- [WHAT TO DO]: Print the listing as it stands, omitting all images.

======== GIVEN DATA ========

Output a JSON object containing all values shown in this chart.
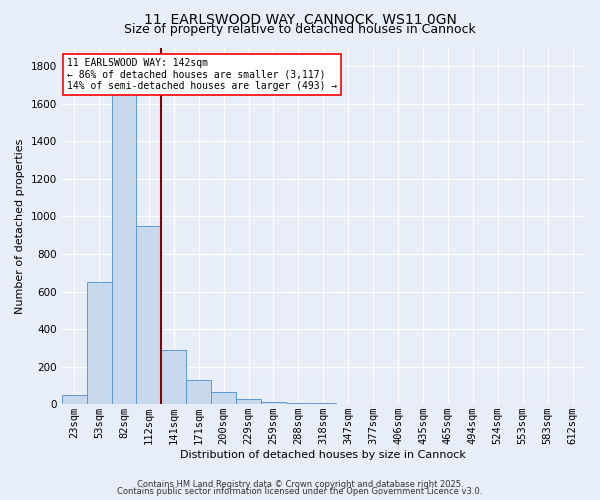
{
  "title1": "11, EARLSWOOD WAY, CANNOCK, WS11 0GN",
  "title2": "Size of property relative to detached houses in Cannock",
  "xlabel": "Distribution of detached houses by size in Cannock",
  "ylabel": "Number of detached properties",
  "bar_labels": [
    "23sqm",
    "53sqm",
    "82sqm",
    "112sqm",
    "141sqm",
    "171sqm",
    "200sqm",
    "229sqm",
    "259sqm",
    "288sqm",
    "318sqm",
    "347sqm",
    "377sqm",
    "406sqm",
    "435sqm",
    "465sqm",
    "494sqm",
    "524sqm",
    "553sqm",
    "583sqm",
    "612sqm"
  ],
  "bar_values": [
    50,
    650,
    1650,
    950,
    290,
    130,
    65,
    25,
    10,
    5,
    5,
    3,
    2,
    2,
    1,
    1,
    1,
    1,
    1,
    1,
    1
  ],
  "bar_color": "#c8d9ee",
  "bar_edge_color": "#5b9bd5",
  "vline_color": "#8B0000",
  "ann_line1": "11 EARLSWOOD WAY: 142sqm",
  "ann_line2": "← 86% of detached houses are smaller (3,117)",
  "ann_line3": "14% of semi-detached houses are larger (493) →",
  "ylim": [
    0,
    1900
  ],
  "yticks": [
    0,
    200,
    400,
    600,
    800,
    1000,
    1200,
    1400,
    1600,
    1800
  ],
  "footer1": "Contains HM Land Registry data © Crown copyright and database right 2025.",
  "footer2": "Contains public sector information licensed under the Open Government Licence v3.0.",
  "bg_color": "#e8eef8",
  "plot_bg_color": "#e8eef8",
  "grid_color": "#ffffff",
  "title_fontsize": 10,
  "subtitle_fontsize": 9,
  "axis_label_fontsize": 8,
  "tick_fontsize": 7.5,
  "ann_fontsize": 7,
  "footer_fontsize": 6
}
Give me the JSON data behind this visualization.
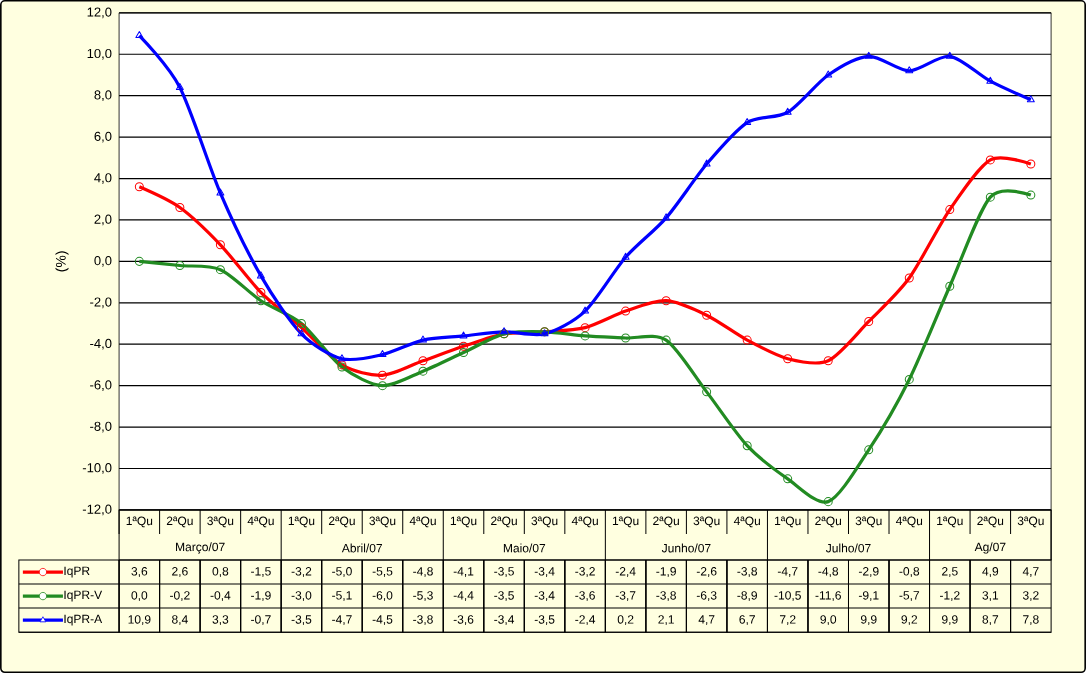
{
  "chart_data": {
    "type": "line",
    "ylabel": "(%)",
    "categories": [
      "1ªQu",
      "2ªQu",
      "3ªQu",
      "4ªQu",
      "1ªQu",
      "2ªQu",
      "3ªQu",
      "4ªQu",
      "1ªQu",
      "2ªQu",
      "3ªQu",
      "4ªQu",
      "1ªQu",
      "2ªQu",
      "3ªQu",
      "4ªQu",
      "1ªQu",
      "2ªQu",
      "3ªQu",
      "4ªQu",
      "1ªQu",
      "2ªQu",
      "3ªQu"
    ],
    "annotations": [
      "Março/07",
      "Abril/07",
      "Maio/07",
      "Junho/07",
      "Julho/07",
      "Ag/07"
    ],
    "series": [
      {
        "name": "IqPR",
        "color": "#ff0000",
        "marker": "circle",
        "values": [
          3.6,
          2.6,
          0.8,
          -1.5,
          -3.2,
          -5.0,
          -5.5,
          -4.8,
          -4.1,
          -3.5,
          -3.4,
          -3.2,
          -2.4,
          -1.9,
          -2.6,
          -3.8,
          -4.7,
          -4.8,
          -2.9,
          -0.8,
          2.5,
          4.9,
          4.7
        ],
        "value_labels": [
          "3,6",
          "2,6",
          "0,8",
          "-1,5",
          "-3,2",
          "-5,0",
          "-5,5",
          "-4,8",
          "-4,1",
          "-3,5",
          "-3,4",
          "-3,2",
          "-2,4",
          "-1,9",
          "-2,6",
          "-3,8",
          "-4,7",
          "-4,8",
          "-2,9",
          "-0,8",
          "2,5",
          "4,9",
          "4,7"
        ]
      },
      {
        "name": "IqPR-V",
        "color": "#228b22",
        "marker": "circle",
        "values": [
          0.0,
          -0.2,
          -0.4,
          -1.9,
          -3.0,
          -5.1,
          -6.0,
          -5.3,
          -4.4,
          -3.5,
          -3.4,
          -3.6,
          -3.7,
          -3.8,
          -6.3,
          -8.9,
          -10.5,
          -11.6,
          -9.1,
          -5.7,
          -1.2,
          3.1,
          3.2
        ],
        "value_labels": [
          "0,0",
          "-0,2",
          "-0,4",
          "-1,9",
          "-3,0",
          "-5,1",
          "-6,0",
          "-5,3",
          "-4,4",
          "-3,5",
          "-3,4",
          "-3,6",
          "-3,7",
          "-3,8",
          "-6,3",
          "-8,9",
          "-10,5",
          "-11,6",
          "-9,1",
          "-5,7",
          "-1,2",
          "3,1",
          "3,2"
        ]
      },
      {
        "name": "IqPR-A",
        "color": "#0000ff",
        "marker": "triangle",
        "values": [
          10.9,
          8.4,
          3.3,
          -0.7,
          -3.5,
          -4.7,
          -4.5,
          -3.8,
          -3.6,
          -3.4,
          -3.5,
          -2.4,
          0.2,
          2.1,
          4.7,
          6.7,
          7.2,
          9.0,
          9.9,
          9.2,
          9.9,
          8.7,
          7.8
        ],
        "value_labels": [
          "10,9",
          "8,4",
          "3,3",
          "-0,7",
          "-3,5",
          "-4,7",
          "-4,5",
          "-3,8",
          "-3,6",
          "-3,4",
          "-3,5",
          "-2,4",
          "0,2",
          "2,1",
          "4,7",
          "6,7",
          "7,2",
          "9,0",
          "9,9",
          "9,2",
          "9,9",
          "8,7",
          "7,8"
        ]
      }
    ],
    "ylim": [
      -12,
      12
    ],
    "yticks": [
      {
        "value": -12,
        "label": "-12,0"
      },
      {
        "value": -10,
        "label": "-10,0"
      },
      {
        "value": -8,
        "label": "-8,0"
      },
      {
        "value": -6,
        "label": "-6,0"
      },
      {
        "value": -4,
        "label": "-4,0"
      },
      {
        "value": -2,
        "label": "-2,0"
      },
      {
        "value": 0,
        "label": "0,0"
      },
      {
        "value": 2,
        "label": "2,0"
      },
      {
        "value": 4,
        "label": "4,0"
      },
      {
        "value": 6,
        "label": "6,0"
      },
      {
        "value": 8,
        "label": "8,0"
      },
      {
        "value": 10,
        "label": "10,0"
      },
      {
        "value": 12,
        "label": "12,0"
      }
    ],
    "grid": "y",
    "legend": "bottom left",
    "line_style": "solid"
  }
}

========

- [THE RESULT]:
Output a JSON object containing all values shown in this chart.
{
  "title1": "11, EARLSWOOD WAY, CANNOCK, WS11 0GN",
  "title2": "Size of property relative to detached houses in Cannock",
  "xlabel": "Distribution of detached houses by size in Cannock",
  "ylabel": "Number of detached properties",
  "bar_labels": [
    "23sqm",
    "53sqm",
    "82sqm",
    "112sqm",
    "141sqm",
    "171sqm",
    "200sqm",
    "229sqm",
    "259sqm",
    "288sqm",
    "318sqm",
    "347sqm",
    "377sqm",
    "406sqm",
    "435sqm",
    "465sqm",
    "494sqm",
    "524sqm",
    "553sqm",
    "583sqm",
    "612sqm"
  ],
  "bar_values": [
    50,
    650,
    1650,
    950,
    290,
    130,
    65,
    25,
    10,
    5,
    5,
    3,
    2,
    2,
    1,
    1,
    1,
    1,
    1,
    1,
    1
  ],
  "bar_color": "#c8d9ee",
  "bar_edge_color": "#5b9bd5",
  "vline_color": "#8B0000",
  "ann_line1": "11 EARLSWOOD WAY: 142sqm",
  "ann_line2": "← 86% of detached houses are smaller (3,117)",
  "ann_line3": "14% of semi-detached houses are larger (493) →",
  "ylim": [
    0,
    1900
  ],
  "yticks": [
    0,
    200,
    400,
    600,
    800,
    1000,
    1200,
    1400,
    1600,
    1800
  ],
  "footer1": "Contains HM Land Registry data © Crown copyright and database right 2025.",
  "footer2": "Contains public sector information licensed under the Open Government Licence v3.0.",
  "bg_color": "#e8eef8",
  "plot_bg_color": "#e8eef8",
  "grid_color": "#ffffff",
  "title_fontsize": 10,
  "subtitle_fontsize": 9,
  "axis_label_fontsize": 8,
  "tick_fontsize": 7.5,
  "ann_fontsize": 7,
  "footer_fontsize": 6
}
Give me the JSON data behind this visualization.
{
  "chart_data": {
    "type": "line",
    "ylabel": "(%)",
    "categories": [
      "1ªQu",
      "2ªQu",
      "3ªQu",
      "4ªQu",
      "1ªQu",
      "2ªQu",
      "3ªQu",
      "4ªQu",
      "1ªQu",
      "2ªQu",
      "3ªQu",
      "4ªQu",
      "1ªQu",
      "2ªQu",
      "3ªQu",
      "4ªQu",
      "1ªQu",
      "2ªQu",
      "3ªQu",
      "4ªQu",
      "1ªQu",
      "2ªQu",
      "3ªQu"
    ],
    "annotations": [
      "Março/07",
      "Abril/07",
      "Maio/07",
      "Junho/07",
      "Julho/07",
      "Ag/07"
    ],
    "series": [
      {
        "name": "IqPR",
        "color": "#ff0000",
        "marker": "circle",
        "values": [
          3.6,
          2.6,
          0.8,
          -1.5,
          -3.2,
          -5.0,
          -5.5,
          -4.8,
          -4.1,
          -3.5,
          -3.4,
          -3.2,
          -2.4,
          -1.9,
          -2.6,
          -3.8,
          -4.7,
          -4.8,
          -2.9,
          -0.8,
          2.5,
          4.9,
          4.7
        ],
        "value_labels": [
          "3,6",
          "2,6",
          "0,8",
          "-1,5",
          "-3,2",
          "-5,0",
          "-5,5",
          "-4,8",
          "-4,1",
          "-3,5",
          "-3,4",
          "-3,2",
          "-2,4",
          "-1,9",
          "-2,6",
          "-3,8",
          "-4,7",
          "-4,8",
          "-2,9",
          "-0,8",
          "2,5",
          "4,9",
          "4,7"
        ]
      },
      {
        "name": "IqPR-V",
        "color": "#228b22",
        "marker": "circle",
        "values": [
          0.0,
          -0.2,
          -0.4,
          -1.9,
          -3.0,
          -5.1,
          -6.0,
          -5.3,
          -4.4,
          -3.5,
          -3.4,
          -3.6,
          -3.7,
          -3.8,
          -6.3,
          -8.9,
          -10.5,
          -11.6,
          -9.1,
          -5.7,
          -1.2,
          3.1,
          3.2
        ],
        "value_labels": [
          "0,0",
          "-0,2",
          "-0,4",
          "-1,9",
          "-3,0",
          "-5,1",
          "-6,0",
          "-5,3",
          "-4,4",
          "-3,5",
          "-3,4",
          "-3,6",
          "-3,7",
          "-3,8",
          "-6,3",
          "-8,9",
          "-10,5",
          "-11,6",
          "-9,1",
          "-5,7",
          "-1,2",
          "3,1",
          "3,2"
        ]
      },
      {
        "name": "IqPR-A",
        "color": "#0000ff",
        "marker": "triangle",
        "values": [
          10.9,
          8.4,
          3.3,
          -0.7,
          -3.5,
          -4.7,
          -4.5,
          -3.8,
          -3.6,
          -3.4,
          -3.5,
          -2.4,
          0.2,
          2.1,
          4.7,
          6.7,
          7.2,
          9.0,
          9.9,
          9.2,
          9.9,
          8.7,
          7.8
        ],
        "value_labels": [
          "10,9",
          "8,4",
          "3,3",
          "-0,7",
          "-3,5",
          "-4,7",
          "-4,5",
          "-3,8",
          "-3,6",
          "-3,4",
          "-3,5",
          "-2,4",
          "0,2",
          "2,1",
          "4,7",
          "6,7",
          "7,2",
          "9,0",
          "9,9",
          "9,2",
          "9,9",
          "8,7",
          "7,8"
        ]
      }
    ],
    "ylim": [
      -12,
      12
    ],
    "yticks": [
      {
        "value": -12,
        "label": "-12,0"
      },
      {
        "value": -10,
        "label": "-10,0"
      },
      {
        "value": -8,
        "label": "-8,0"
      },
      {
        "value": -6,
        "label": "-6,0"
      },
      {
        "value": -4,
        "label": "-4,0"
      },
      {
        "value": -2,
        "label": "-2,0"
      },
      {
        "value": 0,
        "label": "0,0"
      },
      {
        "value": 2,
        "label": "2,0"
      },
      {
        "value": 4,
        "label": "4,0"
      },
      {
        "value": 6,
        "label": "6,0"
      },
      {
        "value": 8,
        "label": "8,0"
      },
      {
        "value": 10,
        "label": "10,0"
      },
      {
        "value": 12,
        "label": "12,0"
      }
    ],
    "grid": "y",
    "legend": "bottom left",
    "line_style": "solid"
  }
}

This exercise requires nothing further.